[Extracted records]

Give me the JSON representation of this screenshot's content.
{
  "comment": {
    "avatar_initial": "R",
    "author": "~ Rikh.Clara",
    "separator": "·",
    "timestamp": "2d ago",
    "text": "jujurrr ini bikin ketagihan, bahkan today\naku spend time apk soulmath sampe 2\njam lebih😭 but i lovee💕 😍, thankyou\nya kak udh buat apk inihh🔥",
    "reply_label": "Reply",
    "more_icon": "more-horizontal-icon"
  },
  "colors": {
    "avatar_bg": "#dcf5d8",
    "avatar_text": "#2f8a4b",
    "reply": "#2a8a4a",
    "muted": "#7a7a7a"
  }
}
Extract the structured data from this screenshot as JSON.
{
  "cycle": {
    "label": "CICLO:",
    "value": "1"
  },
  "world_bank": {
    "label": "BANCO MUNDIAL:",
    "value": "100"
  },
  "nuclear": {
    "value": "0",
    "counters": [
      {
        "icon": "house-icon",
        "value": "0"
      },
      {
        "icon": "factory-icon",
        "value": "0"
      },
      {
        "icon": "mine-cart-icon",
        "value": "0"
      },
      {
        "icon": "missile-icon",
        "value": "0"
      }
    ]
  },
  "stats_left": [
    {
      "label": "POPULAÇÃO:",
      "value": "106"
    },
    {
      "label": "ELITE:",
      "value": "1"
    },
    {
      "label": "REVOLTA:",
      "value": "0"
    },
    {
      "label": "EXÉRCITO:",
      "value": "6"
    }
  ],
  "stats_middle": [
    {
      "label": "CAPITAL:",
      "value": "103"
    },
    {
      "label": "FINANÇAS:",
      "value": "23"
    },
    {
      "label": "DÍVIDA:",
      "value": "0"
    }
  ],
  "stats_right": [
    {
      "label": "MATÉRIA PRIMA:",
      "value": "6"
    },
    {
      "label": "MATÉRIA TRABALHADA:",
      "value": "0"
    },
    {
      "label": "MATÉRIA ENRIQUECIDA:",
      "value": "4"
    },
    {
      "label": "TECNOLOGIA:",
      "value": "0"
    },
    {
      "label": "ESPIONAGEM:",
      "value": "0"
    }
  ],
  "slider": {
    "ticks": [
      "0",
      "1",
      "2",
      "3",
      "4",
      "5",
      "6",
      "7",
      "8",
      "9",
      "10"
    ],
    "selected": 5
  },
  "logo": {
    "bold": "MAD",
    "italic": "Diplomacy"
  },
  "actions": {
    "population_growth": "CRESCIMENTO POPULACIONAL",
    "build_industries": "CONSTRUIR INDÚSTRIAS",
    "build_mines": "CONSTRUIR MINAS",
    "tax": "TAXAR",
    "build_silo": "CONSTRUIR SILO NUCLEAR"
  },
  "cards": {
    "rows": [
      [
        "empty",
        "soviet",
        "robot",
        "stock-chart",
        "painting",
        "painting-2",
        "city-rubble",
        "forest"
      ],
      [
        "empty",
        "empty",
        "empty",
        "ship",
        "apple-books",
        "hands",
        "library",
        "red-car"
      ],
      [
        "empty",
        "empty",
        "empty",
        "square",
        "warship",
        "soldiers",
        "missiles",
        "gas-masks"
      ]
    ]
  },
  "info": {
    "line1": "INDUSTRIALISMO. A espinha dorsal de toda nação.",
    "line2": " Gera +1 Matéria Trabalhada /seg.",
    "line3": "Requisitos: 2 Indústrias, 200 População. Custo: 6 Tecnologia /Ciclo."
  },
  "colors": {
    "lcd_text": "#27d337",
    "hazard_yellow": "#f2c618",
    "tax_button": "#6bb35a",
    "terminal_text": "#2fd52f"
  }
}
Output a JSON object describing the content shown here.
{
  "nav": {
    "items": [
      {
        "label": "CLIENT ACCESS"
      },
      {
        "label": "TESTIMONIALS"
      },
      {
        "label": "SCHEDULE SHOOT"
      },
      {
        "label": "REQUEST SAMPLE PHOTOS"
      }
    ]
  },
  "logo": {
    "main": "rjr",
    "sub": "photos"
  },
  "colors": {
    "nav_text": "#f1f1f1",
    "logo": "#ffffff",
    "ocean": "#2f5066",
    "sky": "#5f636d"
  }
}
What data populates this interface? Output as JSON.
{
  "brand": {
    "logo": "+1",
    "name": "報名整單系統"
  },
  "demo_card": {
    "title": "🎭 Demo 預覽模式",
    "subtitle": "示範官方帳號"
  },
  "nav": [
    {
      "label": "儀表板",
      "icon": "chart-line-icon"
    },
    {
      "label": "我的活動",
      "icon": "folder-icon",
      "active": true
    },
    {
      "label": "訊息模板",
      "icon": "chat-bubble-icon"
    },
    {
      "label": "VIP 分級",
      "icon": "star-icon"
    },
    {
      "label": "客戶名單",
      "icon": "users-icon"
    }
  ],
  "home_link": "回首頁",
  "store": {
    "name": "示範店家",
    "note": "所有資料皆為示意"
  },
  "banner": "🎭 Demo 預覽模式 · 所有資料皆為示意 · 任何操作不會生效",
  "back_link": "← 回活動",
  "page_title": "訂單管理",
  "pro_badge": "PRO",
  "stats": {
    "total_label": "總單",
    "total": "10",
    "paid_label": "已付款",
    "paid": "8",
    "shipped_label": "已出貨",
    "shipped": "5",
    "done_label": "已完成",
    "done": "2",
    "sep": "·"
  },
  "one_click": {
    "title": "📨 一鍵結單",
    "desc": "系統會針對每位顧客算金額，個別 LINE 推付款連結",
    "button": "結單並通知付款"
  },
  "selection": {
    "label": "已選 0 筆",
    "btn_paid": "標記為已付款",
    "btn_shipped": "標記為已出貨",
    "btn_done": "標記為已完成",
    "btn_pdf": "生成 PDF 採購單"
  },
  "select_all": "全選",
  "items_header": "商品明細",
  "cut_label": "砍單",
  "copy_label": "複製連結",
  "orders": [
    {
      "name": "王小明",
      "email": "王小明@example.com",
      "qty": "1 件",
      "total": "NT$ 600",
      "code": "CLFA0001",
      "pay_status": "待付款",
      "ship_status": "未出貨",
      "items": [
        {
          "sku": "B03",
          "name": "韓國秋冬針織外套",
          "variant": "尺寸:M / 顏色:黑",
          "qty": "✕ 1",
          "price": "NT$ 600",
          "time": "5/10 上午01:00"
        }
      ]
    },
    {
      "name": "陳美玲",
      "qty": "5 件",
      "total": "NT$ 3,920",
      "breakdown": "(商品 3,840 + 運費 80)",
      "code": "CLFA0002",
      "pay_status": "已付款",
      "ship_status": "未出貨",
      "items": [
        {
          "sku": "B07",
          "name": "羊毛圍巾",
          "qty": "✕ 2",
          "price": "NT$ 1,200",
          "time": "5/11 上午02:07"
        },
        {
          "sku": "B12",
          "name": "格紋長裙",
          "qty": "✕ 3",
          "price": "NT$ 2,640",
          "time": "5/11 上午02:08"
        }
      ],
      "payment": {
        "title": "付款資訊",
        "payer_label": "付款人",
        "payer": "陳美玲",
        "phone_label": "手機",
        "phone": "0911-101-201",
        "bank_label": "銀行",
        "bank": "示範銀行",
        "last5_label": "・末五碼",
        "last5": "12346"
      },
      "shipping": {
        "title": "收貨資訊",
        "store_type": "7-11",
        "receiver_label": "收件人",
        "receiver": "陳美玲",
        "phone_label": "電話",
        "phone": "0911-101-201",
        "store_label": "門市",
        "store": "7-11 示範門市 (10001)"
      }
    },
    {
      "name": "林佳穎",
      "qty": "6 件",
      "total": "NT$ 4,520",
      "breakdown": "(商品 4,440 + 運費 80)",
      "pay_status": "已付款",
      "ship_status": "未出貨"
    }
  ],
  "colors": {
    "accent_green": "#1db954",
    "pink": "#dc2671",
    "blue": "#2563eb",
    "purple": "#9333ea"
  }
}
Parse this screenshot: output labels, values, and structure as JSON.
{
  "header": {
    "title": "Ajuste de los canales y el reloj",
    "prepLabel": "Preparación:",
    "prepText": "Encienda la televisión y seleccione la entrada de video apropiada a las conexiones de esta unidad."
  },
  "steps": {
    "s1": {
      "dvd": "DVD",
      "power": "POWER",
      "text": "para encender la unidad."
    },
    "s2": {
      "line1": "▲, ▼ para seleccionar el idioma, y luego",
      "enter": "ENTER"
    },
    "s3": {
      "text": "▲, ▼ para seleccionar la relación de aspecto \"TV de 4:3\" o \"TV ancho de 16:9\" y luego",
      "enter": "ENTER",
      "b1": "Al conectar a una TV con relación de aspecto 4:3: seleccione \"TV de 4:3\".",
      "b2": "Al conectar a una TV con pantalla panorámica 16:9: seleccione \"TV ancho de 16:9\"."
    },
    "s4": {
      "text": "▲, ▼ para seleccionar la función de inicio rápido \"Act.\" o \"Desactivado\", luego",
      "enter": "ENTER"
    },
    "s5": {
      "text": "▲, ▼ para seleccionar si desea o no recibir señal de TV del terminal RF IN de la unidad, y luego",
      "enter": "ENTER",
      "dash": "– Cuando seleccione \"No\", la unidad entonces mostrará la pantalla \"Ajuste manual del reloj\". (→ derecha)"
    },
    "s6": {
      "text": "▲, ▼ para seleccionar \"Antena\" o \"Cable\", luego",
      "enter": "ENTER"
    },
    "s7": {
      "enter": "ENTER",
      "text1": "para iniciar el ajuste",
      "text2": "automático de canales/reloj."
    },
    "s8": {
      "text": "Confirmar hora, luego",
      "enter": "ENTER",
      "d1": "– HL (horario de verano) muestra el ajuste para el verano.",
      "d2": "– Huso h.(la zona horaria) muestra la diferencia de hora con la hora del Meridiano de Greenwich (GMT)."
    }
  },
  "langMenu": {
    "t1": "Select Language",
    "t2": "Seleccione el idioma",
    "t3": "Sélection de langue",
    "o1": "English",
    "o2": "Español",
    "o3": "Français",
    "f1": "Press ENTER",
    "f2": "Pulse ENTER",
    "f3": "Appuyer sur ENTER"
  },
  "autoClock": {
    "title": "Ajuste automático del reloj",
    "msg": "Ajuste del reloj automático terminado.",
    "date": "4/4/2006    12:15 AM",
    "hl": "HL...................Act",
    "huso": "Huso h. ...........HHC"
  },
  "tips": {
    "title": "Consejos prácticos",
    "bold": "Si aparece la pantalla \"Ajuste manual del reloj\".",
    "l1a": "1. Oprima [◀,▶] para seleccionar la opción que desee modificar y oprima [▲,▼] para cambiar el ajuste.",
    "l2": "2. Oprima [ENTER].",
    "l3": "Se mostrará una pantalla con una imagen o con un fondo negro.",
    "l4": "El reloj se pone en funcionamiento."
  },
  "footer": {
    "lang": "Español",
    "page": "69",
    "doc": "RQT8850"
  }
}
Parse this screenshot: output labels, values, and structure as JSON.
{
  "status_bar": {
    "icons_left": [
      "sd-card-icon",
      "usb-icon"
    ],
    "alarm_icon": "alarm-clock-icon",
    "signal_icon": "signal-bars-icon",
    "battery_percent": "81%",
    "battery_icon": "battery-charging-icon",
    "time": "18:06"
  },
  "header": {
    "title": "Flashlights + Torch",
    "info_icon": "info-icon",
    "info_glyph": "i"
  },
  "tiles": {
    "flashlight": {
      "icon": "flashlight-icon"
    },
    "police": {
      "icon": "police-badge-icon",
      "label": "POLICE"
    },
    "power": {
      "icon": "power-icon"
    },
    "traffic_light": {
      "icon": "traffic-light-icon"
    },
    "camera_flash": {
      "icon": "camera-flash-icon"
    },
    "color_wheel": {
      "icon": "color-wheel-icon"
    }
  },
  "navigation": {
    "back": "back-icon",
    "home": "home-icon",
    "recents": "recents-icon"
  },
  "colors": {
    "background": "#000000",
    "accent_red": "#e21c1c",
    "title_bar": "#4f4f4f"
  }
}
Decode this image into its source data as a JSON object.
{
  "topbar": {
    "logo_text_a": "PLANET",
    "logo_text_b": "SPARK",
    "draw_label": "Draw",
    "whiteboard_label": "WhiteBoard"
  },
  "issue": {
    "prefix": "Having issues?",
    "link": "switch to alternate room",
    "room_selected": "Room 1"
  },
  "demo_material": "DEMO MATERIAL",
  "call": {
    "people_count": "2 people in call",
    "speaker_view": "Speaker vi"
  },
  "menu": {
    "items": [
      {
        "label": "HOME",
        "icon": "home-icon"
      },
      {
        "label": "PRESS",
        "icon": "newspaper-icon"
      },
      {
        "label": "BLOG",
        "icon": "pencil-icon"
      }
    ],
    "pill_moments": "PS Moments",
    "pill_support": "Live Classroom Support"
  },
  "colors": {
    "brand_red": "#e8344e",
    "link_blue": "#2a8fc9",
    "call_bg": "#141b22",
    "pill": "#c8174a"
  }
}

**Written request**
Return all lines of the material above in which the word "content" occurs.

**Exercise response**
Give me the JSON representation of this screenshot's content.
Output a JSON object describing the content shown here.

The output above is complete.